- **Task requirements**:
Single out the lines that include the word "Residents". Copy them.

- **Items listed in a dataset**:
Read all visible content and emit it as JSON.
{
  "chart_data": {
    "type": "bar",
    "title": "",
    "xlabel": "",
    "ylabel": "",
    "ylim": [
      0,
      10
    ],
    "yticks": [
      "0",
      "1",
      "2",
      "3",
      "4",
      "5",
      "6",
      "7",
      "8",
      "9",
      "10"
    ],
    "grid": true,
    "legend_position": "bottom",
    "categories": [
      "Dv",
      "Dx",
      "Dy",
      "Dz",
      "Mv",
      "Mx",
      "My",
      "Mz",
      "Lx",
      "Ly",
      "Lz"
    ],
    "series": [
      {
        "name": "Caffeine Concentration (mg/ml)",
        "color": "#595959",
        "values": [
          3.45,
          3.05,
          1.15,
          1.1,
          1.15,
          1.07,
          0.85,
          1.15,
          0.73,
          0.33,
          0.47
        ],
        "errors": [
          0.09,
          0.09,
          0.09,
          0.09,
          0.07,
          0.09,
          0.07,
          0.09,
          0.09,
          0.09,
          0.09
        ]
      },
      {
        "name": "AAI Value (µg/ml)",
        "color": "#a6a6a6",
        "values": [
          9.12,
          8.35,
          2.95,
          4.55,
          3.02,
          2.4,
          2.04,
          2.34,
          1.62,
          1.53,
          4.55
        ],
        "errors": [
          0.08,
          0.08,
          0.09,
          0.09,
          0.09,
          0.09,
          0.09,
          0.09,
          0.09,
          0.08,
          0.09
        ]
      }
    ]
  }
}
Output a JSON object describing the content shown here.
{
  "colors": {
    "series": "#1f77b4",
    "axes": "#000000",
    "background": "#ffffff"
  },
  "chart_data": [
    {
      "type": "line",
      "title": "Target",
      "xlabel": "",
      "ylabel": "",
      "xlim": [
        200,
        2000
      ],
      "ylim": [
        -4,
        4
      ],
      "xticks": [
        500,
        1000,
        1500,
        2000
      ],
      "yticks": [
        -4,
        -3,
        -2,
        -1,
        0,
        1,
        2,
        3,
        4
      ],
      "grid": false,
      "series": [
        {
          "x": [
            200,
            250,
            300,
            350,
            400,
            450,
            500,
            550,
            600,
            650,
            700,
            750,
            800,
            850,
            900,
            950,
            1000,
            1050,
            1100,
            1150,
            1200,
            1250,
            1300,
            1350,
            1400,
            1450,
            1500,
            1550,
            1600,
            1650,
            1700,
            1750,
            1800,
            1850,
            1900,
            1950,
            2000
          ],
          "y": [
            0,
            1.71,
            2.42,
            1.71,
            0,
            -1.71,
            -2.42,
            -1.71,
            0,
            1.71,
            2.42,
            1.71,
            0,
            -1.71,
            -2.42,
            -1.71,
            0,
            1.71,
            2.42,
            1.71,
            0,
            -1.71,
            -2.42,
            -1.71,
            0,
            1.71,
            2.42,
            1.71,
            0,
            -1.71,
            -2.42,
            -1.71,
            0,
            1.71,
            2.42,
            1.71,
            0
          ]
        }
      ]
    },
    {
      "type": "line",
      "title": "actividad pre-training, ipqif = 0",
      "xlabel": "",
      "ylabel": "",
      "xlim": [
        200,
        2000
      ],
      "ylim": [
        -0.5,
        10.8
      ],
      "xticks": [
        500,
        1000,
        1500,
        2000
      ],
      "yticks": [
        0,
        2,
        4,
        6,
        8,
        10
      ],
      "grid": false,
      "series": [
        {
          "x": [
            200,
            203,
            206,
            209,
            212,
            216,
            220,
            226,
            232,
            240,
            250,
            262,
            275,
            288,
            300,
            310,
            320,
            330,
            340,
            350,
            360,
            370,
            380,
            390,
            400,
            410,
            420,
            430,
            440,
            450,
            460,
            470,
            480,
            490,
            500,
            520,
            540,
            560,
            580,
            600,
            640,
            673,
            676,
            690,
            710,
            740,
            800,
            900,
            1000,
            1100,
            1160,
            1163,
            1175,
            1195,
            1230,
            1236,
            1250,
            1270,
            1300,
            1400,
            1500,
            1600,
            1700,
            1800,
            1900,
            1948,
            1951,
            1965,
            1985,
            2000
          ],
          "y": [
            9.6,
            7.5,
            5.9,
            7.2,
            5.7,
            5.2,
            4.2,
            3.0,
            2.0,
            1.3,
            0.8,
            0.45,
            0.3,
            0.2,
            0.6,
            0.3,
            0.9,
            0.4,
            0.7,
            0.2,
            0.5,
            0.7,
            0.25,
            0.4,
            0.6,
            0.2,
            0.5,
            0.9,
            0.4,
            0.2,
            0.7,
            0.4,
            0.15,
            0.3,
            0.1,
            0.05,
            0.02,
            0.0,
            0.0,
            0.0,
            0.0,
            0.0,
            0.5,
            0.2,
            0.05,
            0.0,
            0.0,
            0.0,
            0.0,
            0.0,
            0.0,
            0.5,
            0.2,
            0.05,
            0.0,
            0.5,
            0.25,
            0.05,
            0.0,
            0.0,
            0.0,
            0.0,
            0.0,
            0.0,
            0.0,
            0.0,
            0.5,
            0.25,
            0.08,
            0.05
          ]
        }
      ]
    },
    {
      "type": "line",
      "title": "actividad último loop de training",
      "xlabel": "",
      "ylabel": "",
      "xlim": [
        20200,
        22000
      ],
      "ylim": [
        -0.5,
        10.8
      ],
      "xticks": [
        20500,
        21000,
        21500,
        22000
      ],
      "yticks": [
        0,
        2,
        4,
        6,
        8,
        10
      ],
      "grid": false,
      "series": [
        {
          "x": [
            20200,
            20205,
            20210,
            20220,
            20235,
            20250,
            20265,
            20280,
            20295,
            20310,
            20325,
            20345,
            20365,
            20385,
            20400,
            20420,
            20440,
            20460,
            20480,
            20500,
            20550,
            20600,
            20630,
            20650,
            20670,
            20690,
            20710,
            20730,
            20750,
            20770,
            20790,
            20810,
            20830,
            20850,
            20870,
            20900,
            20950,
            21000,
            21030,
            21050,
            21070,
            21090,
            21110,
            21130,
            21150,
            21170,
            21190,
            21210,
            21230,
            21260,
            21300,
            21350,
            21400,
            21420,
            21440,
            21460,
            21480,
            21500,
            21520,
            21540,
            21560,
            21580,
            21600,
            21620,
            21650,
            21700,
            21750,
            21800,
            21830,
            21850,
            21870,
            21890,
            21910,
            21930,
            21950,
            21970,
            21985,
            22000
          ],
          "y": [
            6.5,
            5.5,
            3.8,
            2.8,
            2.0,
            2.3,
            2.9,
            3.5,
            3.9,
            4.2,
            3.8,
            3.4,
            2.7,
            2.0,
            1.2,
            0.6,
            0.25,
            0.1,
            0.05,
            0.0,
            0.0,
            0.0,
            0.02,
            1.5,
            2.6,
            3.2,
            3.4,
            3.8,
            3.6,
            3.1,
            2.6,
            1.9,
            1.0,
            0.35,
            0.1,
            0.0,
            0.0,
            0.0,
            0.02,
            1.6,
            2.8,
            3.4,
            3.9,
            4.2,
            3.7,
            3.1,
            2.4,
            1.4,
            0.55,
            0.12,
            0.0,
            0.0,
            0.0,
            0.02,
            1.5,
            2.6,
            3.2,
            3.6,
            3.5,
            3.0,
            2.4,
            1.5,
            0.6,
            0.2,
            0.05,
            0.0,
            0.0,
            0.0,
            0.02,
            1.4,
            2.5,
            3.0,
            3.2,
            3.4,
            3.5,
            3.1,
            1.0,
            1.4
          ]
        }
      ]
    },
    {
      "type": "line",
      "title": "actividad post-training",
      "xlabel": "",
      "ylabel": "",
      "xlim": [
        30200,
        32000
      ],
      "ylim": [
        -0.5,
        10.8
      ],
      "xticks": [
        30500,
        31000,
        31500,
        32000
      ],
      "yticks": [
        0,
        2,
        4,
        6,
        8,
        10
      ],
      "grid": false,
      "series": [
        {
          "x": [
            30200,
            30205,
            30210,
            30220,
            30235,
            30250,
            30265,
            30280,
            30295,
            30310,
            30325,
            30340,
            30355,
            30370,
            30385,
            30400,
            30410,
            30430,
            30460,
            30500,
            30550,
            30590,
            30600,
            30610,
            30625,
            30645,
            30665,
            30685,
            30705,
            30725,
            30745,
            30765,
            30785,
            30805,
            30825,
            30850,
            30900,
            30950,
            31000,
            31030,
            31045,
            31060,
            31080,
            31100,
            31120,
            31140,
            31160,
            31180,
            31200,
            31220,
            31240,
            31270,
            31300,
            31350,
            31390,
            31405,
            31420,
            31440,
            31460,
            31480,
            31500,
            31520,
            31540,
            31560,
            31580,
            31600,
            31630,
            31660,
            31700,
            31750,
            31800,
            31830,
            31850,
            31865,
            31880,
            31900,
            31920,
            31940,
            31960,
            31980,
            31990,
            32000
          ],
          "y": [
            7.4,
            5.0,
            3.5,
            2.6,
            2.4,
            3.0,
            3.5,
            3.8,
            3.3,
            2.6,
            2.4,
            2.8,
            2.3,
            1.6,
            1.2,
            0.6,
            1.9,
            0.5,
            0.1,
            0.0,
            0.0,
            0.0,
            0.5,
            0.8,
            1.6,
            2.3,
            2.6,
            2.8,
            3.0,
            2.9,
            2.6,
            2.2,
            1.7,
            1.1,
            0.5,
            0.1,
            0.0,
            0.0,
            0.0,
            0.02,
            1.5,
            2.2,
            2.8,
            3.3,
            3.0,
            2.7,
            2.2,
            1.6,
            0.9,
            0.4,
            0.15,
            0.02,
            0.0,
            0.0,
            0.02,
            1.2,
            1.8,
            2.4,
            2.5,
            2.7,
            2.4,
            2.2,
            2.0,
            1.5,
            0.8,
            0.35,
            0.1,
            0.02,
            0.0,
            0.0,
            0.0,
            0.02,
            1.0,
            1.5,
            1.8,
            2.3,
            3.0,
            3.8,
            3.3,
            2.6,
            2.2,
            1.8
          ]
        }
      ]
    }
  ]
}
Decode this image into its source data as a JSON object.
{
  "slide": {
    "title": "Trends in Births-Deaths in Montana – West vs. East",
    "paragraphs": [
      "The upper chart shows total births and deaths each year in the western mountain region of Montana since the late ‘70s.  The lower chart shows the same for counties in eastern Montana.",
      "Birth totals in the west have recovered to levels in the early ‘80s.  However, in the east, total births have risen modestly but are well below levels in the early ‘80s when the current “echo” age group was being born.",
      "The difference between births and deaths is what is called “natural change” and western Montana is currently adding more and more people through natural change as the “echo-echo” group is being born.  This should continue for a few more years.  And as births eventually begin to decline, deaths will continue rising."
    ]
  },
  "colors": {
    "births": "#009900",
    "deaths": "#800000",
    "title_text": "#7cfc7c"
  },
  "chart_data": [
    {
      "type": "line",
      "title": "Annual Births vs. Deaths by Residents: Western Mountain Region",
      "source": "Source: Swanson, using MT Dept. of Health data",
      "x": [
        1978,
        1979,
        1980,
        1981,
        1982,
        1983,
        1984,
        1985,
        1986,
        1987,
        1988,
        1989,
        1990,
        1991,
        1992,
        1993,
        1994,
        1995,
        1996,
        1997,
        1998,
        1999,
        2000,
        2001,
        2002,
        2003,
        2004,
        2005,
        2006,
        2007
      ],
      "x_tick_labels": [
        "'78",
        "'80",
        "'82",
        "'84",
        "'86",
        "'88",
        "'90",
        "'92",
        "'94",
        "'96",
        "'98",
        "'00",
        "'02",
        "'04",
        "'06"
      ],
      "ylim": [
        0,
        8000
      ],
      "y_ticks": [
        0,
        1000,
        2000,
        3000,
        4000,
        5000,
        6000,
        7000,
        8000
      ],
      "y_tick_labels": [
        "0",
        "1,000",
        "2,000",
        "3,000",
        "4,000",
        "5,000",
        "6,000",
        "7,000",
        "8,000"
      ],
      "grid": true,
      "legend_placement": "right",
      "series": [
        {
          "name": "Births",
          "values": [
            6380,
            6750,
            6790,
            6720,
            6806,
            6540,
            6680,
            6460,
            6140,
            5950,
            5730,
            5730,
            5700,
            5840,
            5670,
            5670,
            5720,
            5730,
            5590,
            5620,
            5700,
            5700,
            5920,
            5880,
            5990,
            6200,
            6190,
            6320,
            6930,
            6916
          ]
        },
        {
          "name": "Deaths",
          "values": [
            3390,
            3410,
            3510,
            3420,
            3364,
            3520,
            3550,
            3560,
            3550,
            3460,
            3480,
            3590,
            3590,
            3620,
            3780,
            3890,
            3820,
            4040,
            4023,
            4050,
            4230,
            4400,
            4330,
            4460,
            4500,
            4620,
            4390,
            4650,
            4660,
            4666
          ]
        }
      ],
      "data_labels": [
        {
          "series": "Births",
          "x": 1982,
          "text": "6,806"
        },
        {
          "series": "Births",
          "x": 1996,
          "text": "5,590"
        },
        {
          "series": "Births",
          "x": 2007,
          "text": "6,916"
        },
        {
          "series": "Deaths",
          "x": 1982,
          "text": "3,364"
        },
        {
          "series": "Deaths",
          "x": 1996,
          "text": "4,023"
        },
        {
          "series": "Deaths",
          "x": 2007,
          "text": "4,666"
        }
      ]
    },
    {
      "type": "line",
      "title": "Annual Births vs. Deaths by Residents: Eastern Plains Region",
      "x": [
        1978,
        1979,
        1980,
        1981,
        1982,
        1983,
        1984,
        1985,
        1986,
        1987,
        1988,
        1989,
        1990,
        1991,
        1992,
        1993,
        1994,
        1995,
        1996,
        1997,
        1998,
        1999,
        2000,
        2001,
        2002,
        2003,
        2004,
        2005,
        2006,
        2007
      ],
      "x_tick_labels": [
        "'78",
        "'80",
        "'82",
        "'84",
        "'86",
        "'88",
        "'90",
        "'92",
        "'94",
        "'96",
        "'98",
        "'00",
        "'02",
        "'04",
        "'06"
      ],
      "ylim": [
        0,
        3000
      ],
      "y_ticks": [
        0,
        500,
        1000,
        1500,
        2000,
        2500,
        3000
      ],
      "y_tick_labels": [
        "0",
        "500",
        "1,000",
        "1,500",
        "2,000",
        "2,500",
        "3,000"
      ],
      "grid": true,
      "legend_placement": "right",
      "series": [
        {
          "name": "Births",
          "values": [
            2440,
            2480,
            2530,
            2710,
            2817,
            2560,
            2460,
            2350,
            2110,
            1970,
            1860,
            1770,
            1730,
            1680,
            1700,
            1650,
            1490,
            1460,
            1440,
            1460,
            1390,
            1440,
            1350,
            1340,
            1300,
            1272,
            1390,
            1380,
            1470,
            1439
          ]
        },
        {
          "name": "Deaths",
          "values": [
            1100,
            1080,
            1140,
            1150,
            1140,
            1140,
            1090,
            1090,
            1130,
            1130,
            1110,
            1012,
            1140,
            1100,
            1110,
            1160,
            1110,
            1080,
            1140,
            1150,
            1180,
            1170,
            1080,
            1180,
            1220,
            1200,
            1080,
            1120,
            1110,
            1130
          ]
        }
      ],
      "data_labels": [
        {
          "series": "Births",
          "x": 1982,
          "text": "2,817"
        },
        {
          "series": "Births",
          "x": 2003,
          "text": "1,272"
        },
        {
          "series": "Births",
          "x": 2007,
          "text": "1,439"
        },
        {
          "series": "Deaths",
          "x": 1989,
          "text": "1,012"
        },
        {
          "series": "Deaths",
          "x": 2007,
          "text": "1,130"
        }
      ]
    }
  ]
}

- **Worked answer**:
      "title": "Annual Births vs. Deaths by Residents: Western Mountain Region",
      "title": "Annual Births vs. Deaths by Residents: Eastern Plains Region",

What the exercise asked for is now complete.